━━━━━ Dataset records
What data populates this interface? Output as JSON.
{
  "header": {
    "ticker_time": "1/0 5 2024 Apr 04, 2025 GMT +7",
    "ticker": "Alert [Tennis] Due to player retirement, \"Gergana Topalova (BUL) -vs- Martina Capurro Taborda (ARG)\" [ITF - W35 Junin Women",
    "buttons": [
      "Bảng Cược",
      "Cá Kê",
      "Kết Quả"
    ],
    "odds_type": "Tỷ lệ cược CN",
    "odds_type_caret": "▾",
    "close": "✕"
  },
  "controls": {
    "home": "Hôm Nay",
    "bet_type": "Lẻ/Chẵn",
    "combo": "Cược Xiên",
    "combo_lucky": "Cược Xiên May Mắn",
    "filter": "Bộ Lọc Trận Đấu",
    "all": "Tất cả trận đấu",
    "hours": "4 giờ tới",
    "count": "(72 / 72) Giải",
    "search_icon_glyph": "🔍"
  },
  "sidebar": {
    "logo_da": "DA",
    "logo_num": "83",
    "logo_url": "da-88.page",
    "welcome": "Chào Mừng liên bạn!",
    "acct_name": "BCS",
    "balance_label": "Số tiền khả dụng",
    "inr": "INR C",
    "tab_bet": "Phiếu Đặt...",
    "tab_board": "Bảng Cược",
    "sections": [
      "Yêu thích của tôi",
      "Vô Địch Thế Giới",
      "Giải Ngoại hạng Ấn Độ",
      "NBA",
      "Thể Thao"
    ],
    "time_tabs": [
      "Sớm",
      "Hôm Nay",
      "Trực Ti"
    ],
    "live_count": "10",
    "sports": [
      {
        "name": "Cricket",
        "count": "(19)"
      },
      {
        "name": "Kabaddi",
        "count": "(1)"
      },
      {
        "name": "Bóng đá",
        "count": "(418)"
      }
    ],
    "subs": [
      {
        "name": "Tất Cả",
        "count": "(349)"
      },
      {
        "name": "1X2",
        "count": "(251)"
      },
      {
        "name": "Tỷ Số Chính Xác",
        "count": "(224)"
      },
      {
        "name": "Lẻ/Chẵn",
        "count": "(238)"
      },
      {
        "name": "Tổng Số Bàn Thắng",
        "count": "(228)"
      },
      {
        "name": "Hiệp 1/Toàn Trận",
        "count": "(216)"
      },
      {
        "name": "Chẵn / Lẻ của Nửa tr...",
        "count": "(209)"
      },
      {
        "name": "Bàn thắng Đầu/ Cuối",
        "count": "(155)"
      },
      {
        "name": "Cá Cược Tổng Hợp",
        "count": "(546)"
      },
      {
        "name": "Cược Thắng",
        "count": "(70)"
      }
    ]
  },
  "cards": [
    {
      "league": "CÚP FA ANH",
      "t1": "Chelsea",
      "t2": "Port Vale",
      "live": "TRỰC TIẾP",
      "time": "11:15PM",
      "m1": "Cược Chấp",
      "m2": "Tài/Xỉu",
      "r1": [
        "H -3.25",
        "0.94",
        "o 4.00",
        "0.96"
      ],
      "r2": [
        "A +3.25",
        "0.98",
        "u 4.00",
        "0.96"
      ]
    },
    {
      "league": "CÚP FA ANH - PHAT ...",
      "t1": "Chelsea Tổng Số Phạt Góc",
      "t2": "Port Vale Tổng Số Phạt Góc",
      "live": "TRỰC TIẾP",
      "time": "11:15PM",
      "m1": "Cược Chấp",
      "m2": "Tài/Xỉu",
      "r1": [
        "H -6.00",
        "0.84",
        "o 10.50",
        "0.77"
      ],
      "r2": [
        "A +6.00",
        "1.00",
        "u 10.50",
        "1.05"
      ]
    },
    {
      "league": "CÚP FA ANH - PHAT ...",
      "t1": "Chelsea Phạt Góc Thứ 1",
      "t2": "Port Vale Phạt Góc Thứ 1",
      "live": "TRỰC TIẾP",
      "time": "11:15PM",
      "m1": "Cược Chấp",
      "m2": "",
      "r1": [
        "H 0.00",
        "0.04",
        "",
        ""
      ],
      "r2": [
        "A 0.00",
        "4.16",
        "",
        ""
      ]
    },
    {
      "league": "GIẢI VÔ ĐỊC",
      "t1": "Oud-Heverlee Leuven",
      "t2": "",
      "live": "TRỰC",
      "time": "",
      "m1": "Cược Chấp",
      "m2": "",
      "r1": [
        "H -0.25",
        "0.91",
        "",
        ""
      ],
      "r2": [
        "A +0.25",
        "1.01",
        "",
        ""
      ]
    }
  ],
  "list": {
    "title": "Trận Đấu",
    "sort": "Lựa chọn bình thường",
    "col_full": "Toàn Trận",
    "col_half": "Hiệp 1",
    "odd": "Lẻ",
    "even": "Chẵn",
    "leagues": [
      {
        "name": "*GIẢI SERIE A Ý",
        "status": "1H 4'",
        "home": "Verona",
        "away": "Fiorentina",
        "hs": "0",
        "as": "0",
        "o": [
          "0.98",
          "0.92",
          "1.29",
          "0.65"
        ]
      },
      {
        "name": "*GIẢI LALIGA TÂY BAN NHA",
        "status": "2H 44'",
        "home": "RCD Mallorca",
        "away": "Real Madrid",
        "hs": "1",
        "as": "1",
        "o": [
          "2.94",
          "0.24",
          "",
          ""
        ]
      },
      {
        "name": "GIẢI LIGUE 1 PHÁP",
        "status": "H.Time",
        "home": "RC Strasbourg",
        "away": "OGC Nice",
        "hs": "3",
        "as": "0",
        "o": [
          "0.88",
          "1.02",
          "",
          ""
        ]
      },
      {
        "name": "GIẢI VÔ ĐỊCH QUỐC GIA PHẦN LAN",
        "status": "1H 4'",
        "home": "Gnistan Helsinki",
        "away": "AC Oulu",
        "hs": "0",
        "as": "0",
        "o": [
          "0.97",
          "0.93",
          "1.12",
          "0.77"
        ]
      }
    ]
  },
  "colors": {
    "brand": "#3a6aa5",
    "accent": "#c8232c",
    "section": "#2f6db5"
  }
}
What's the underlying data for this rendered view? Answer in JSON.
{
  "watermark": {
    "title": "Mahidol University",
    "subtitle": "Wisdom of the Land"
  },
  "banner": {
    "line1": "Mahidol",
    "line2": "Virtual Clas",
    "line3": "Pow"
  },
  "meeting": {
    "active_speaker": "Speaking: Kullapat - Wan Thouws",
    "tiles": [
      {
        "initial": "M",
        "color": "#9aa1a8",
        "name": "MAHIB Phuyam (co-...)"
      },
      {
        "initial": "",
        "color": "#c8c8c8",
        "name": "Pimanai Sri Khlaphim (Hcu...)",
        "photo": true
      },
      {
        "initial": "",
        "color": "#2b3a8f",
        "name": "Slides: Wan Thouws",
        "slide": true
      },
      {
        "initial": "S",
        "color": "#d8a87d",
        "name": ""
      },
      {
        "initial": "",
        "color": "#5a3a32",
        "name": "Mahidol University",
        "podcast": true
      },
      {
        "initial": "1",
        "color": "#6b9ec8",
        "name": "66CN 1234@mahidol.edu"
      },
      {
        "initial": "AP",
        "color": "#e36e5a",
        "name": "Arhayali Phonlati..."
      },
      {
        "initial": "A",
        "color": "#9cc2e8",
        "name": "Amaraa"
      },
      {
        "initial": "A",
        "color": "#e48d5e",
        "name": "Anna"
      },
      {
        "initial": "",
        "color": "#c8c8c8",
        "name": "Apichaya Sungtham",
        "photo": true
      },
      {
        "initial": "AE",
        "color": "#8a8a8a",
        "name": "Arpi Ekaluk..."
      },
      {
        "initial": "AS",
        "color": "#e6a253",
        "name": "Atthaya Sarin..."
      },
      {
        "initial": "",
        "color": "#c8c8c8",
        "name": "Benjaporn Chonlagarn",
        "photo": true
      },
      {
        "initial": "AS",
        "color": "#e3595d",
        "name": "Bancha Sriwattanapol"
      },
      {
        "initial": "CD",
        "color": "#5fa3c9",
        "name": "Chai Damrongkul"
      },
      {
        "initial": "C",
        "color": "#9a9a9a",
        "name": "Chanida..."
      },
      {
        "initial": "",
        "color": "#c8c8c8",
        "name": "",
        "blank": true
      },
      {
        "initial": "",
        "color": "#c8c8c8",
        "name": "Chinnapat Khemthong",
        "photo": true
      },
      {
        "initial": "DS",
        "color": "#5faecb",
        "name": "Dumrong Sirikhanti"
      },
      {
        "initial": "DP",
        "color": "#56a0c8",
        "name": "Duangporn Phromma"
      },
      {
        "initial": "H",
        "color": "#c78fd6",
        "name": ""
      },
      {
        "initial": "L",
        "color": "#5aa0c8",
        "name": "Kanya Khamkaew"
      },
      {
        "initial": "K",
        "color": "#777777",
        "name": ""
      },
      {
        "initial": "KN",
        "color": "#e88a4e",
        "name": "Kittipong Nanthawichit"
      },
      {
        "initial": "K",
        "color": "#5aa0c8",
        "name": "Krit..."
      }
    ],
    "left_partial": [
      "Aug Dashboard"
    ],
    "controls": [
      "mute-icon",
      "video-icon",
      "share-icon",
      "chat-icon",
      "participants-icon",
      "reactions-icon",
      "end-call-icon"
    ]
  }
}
━━━━━━━━━━
Go through the entries above and count the lines containing the word "status"; give only that count.

§ The output
4